▶ _Stated exercise_: What follows are records. Restate all of them word for word.

▶ _Listed entries_:
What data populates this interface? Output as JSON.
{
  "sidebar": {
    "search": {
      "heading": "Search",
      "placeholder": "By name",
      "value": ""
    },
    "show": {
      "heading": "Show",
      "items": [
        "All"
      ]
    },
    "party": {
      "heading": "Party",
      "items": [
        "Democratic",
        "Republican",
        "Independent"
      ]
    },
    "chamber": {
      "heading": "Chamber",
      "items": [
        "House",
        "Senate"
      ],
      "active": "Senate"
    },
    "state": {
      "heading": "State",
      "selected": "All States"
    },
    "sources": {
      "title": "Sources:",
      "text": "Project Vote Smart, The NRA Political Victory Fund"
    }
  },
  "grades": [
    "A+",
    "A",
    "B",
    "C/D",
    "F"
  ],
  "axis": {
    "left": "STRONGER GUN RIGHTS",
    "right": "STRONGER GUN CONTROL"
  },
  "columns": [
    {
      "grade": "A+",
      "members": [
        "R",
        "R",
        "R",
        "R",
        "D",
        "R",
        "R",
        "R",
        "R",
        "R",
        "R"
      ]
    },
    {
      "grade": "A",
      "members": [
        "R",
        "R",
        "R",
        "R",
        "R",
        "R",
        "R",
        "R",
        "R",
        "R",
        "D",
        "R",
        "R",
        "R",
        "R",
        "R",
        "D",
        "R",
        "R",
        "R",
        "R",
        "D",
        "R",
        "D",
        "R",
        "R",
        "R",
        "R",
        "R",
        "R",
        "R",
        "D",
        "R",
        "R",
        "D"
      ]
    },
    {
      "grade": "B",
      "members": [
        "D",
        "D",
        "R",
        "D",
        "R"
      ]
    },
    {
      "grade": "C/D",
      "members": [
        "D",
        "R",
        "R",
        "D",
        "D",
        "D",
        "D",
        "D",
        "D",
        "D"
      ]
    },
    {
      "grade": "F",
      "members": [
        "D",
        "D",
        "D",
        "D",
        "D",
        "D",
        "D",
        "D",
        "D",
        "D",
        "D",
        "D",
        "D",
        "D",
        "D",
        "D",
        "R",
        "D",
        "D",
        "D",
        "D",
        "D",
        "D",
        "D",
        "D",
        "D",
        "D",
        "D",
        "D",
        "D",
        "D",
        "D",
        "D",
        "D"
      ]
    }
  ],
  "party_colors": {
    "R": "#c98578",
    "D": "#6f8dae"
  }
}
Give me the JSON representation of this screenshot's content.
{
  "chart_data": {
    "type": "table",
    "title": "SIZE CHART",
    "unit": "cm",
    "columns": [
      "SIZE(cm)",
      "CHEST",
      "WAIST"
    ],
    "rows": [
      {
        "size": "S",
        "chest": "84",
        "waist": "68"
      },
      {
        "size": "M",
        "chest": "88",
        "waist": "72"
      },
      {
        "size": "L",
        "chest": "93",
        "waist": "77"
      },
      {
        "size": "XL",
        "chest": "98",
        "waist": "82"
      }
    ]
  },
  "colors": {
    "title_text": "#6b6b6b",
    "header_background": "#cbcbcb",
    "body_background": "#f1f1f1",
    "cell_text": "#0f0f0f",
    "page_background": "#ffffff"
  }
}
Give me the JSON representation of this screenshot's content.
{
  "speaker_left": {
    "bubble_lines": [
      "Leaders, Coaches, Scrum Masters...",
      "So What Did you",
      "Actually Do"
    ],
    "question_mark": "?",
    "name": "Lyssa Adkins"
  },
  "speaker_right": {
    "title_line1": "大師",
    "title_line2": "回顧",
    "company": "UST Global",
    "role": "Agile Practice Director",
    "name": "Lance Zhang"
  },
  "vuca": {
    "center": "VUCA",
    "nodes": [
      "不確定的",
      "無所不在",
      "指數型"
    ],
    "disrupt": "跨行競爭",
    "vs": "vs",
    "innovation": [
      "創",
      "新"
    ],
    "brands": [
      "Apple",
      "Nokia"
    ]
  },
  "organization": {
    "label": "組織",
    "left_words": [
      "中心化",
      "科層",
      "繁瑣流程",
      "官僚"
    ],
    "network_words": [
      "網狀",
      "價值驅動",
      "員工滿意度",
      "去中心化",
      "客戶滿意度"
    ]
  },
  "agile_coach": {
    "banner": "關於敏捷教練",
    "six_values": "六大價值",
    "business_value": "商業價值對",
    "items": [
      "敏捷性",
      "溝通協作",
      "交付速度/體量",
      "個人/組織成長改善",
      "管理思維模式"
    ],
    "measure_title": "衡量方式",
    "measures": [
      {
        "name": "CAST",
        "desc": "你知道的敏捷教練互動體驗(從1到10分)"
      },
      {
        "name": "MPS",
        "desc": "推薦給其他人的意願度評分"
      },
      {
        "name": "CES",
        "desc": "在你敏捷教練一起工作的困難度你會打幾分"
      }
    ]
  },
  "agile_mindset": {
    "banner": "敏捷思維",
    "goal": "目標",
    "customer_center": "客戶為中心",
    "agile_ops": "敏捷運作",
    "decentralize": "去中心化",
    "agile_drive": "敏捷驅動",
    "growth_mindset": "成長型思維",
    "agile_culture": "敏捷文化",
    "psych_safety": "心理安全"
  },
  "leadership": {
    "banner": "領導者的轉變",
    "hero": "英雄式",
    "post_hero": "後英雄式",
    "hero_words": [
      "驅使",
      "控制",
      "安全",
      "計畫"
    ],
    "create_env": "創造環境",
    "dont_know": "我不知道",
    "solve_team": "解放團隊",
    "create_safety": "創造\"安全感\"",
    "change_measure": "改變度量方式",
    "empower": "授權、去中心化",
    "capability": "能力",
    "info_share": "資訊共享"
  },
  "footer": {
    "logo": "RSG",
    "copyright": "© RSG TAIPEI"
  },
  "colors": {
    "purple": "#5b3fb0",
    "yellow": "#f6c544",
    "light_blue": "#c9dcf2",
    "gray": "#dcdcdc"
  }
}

▶ _Output of the exercise_:
What data populates this interface? Output as JSON.
{
  "sidebar": {
    "search": {
      "heading": "Search",
      "placeholder": "By name",
      "value": ""
    },
    "show": {
      "heading": "Show",
      "items": [
        "All"
      ]
    },
    "party": {
      "heading": "Party",
      "items": [
        "Democratic",
        "Republican",
        "Independent"
      ]
    },
    "chamber": {
      "heading": "Chamber",
      "items": [
        "House",
        "Senate"
      ],
      "active": "Senate"
    },
    "state": {
      "heading": "State",
      "selected": "All States"
    },
    "sources": {
      "title": "Sources:",
      "text": "Project Vote Smart, The NRA Political Victory Fund"
    }
  },
  "grades": [
    "A+",
    "A",
    "B",
    "C/D",
    "F"
  ],
  "axis": {
    "left": "STRONGER GUN RIGHTS",
    "right": "STRONGER GUN CONTROL"
  },
  "columns": [
    {
      "grade": "A+",
      "members": [
        "R",
        "R",
        "R",
        "R",
        "D",
        "R",
        "R",
        "R",
        "R",
        "R",
        "R"
      ]
    },
    {
      "grade": "A",
      "members": [
        "R",
        "R",
        "R",
        "R",
        "R",
        "R",
        "R",
        "R",
        "R",
        "R",
        "D",
        "R",
        "R",
        "R",
        "R",
        "R",
        "D",
        "R",
        "R",
        "R",
        "R",
        "D",
        "R",
        "D",
        "R",
        "R",
        "R",
        "R",
        "R",
        "R",
        "R",
        "D",
        "R",
        "R",
        "D"
      ]
    },
    {
      "grade": "B",
      "members": [
        "D",
        "D",
        "R",
        "D",
        "R"
      ]
    },
    {
      "grade": "C/D",
      "members": [
        "D",
        "R",
        "R",
        "D",
        "D",
        "D",
        "D",
        "D",
        "D",
        "D"
      ]
    },
    {
      "grade": "F",
      "members": [
        "D",
        "D",
        "D",
        "D",
        "D",
        "D",
        "D",
        "D",
        "D",
        "D",
        "D",
        "D",
        "D",
        "D",
        "D",
        "D",
        "R",
        "D",
        "D",
        "D",
        "D",
        "D",
        "D",
        "D",
        "D",
        "D",
        "D",
        "D",
        "D",
        "D",
        "D",
        "D",
        "D",
        "D"
      ]
    }
  ],
  "party_colors": {
    "R": "#c98578",
    "D": "#6f8dae"
  }
}
Give me the JSON representation of this screenshot's content.
{
  "chart_data": {
    "type": "table",
    "title": "SIZE CHART",
    "unit": "cm",
    "columns": [
      "SIZE(cm)",
      "CHEST",
      "WAIST"
    ],
    "rows": [
      {
        "size": "S",
        "chest": "84",
        "waist": "68"
      },
      {
        "size": "M",
        "chest": "88",
        "waist": "72"
      },
      {
        "size": "L",
        "chest": "93",
        "waist": "77"
      },
      {
        "size": "XL",
        "chest": "98",
        "waist": "82"
      }
    ]
  },
  "colors": {
    "title_text": "#6b6b6b",
    "header_background": "#cbcbcb",
    "body_background": "#f1f1f1",
    "cell_text": "#0f0f0f",
    "page_background": "#ffffff"
  }
}
Give me the JSON representation of this screenshot's content.
{
  "speaker_left": {
    "bubble_lines": [
      "Leaders, Coaches, Scrum Masters...",
      "So What Did you",
      "Actually Do"
    ],
    "question_mark": "?",
    "name": "Lyssa Adkins"
  },
  "speaker_right": {
    "title_line1": "大師",
    "title_line2": "回顧",
    "company": "UST Global",
    "role": "Agile Practice Director",
    "name": "Lance Zhang"
  },
  "vuca": {
    "center": "VUCA",
    "nodes": [
      "不確定的",
      "無所不在",
      "指數型"
    ],
    "disrupt": "跨行競爭",
    "vs": "vs",
    "innovation": [
      "創",
      "新"
    ],
    "brands": [
      "Apple",
      "Nokia"
    ]
  },
  "organization": {
    "label": "組織",
    "left_words": [
      "中心化",
      "科層",
      "繁瑣流程",
      "官僚"
    ],
    "network_words": [
      "網狀",
      "價值驅動",
      "員工滿意度",
      "去中心化",
      "客戶滿意度"
    ]
  },
  "agile_coach": {
    "banner": "關於敏捷教練",
    "six_values": "六大價值",
    "business_value": "商業價值對",
    "items": [
      "敏捷性",
      "溝通協作",
      "交付速度/體量",
      "個人/組織成長改善",
      "管理思維模式"
    ],
    "measure_title": "衡量方式",
    "measures": [
      {
        "name": "CAST",
        "desc": "你知道的敏捷教練互動體驗(從1到10分)"
      },
      {
        "name": "MPS",
        "desc": "推薦給其他人的意願度評分"
      },
      {
        "name": "CES",
        "desc": "在你敏捷教練一起工作的困難度你會打幾分"
      }
    ]
  },
  "agile_mindset": {
    "banner": "敏捷思維",
    "goal": "目標",
    "customer_center": "客戶為中心",
    "agile_ops": "敏捷運作",
    "decentralize": "去中心化",
    "agile_drive": "敏捷驅動",
    "growth_mindset": "成長型思維",
    "agile_culture": "敏捷文化",
    "psych_safety": "心理安全"
  },
  "leadership": {
    "banner": "領導者的轉變",
    "hero": "英雄式",
    "post_hero": "後英雄式",
    "hero_words": [
      "驅使",
      "控制",
      "安全",
      "計畫"
    ],
    "create_env": "創造環境",
    "dont_know": "我不知道",
    "solve_team": "解放團隊",
    "create_safety": "創造\"安全感\"",
    "change_measure": "改變度量方式",
    "empower": "授權、去中心化",
    "capability": "能力",
    "info_share": "資訊共享"
  },
  "footer": {
    "logo": "RSG",
    "copyright": "© RSG TAIPEI"
  },
  "colors": {
    "purple": "#5b3fb0",
    "yellow": "#f6c544",
    "light_blue": "#c9dcf2",
    "gray": "#dcdcdc"
  }
}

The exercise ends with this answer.